■ DIRECTIVE
Please give the listing again in its entirety, exactly as written.

Data excerpts
↓↓↓

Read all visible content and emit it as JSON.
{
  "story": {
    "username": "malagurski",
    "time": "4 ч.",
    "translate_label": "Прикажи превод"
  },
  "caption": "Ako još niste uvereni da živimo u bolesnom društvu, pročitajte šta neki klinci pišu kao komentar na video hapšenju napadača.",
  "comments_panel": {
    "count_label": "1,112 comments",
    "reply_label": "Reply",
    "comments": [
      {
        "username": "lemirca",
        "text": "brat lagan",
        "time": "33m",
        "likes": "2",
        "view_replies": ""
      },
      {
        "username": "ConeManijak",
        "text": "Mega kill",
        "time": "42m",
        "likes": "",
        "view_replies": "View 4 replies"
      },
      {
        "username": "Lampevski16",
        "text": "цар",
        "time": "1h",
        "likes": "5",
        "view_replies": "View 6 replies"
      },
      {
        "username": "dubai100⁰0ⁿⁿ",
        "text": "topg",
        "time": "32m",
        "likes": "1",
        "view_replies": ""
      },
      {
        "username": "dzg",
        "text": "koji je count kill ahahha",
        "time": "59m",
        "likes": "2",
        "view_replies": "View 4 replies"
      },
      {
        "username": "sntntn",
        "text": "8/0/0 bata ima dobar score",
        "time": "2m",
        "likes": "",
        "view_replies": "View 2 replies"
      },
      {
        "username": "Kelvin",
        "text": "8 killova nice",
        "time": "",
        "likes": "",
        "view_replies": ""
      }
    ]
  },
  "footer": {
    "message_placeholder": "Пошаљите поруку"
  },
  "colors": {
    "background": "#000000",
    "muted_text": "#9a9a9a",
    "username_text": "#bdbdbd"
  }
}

↑↑↑

■ ANSWER IN FULL
Read all visible content and emit it as JSON.
{
  "story": {
    "username": "malagurski",
    "time": "4 ч.",
    "translate_label": "Прикажи превод"
  },
  "caption": "Ako još niste uvereni da živimo u bolesnom društvu, pročitajte šta neki klinci pišu kao komentar na video hapšenju napadača.",
  "comments_panel": {
    "count_label": "1,112 comments",
    "reply_label": "Reply",
    "comments": [
      {
        "username": "lemirca",
        "text": "brat lagan",
        "time": "33m",
        "likes": "2",
        "view_replies": ""
      },
      {
        "username": "ConeManijak",
        "text": "Mega kill",
        "time": "42m",
        "likes": "",
        "view_replies": "View 4 replies"
      },
      {
        "username": "Lampevski16",
        "text": "цар",
        "time": "1h",
        "likes": "5",
        "view_replies": "View 6 replies"
      },
      {
        "username": "dubai100⁰0ⁿⁿ",
        "text": "topg",
        "time": "32m",
        "likes": "1",
        "view_replies": ""
      },
      {
        "username": "dzg",
        "text": "koji je count kill ahahha",
        "time": "59m",
        "likes": "2",
        "view_replies": "View 4 replies"
      },
      {
        "username": "sntntn",
        "text": "8/0/0 bata ima dobar score",
        "time": "2m",
        "likes": "",
        "view_replies": "View 2 replies"
      },
      {
        "username": "Kelvin",
        "text": "8 killova nice",
        "time": "",
        "likes": "",
        "view_replies": ""
      }
    ]
  },
  "footer": {
    "message_placeholder": "Пошаљите поруку"
  },
  "colors": {
    "background": "#000000",
    "muted_text": "#9a9a9a",
    "username_text": "#bdbdbd"
  }
}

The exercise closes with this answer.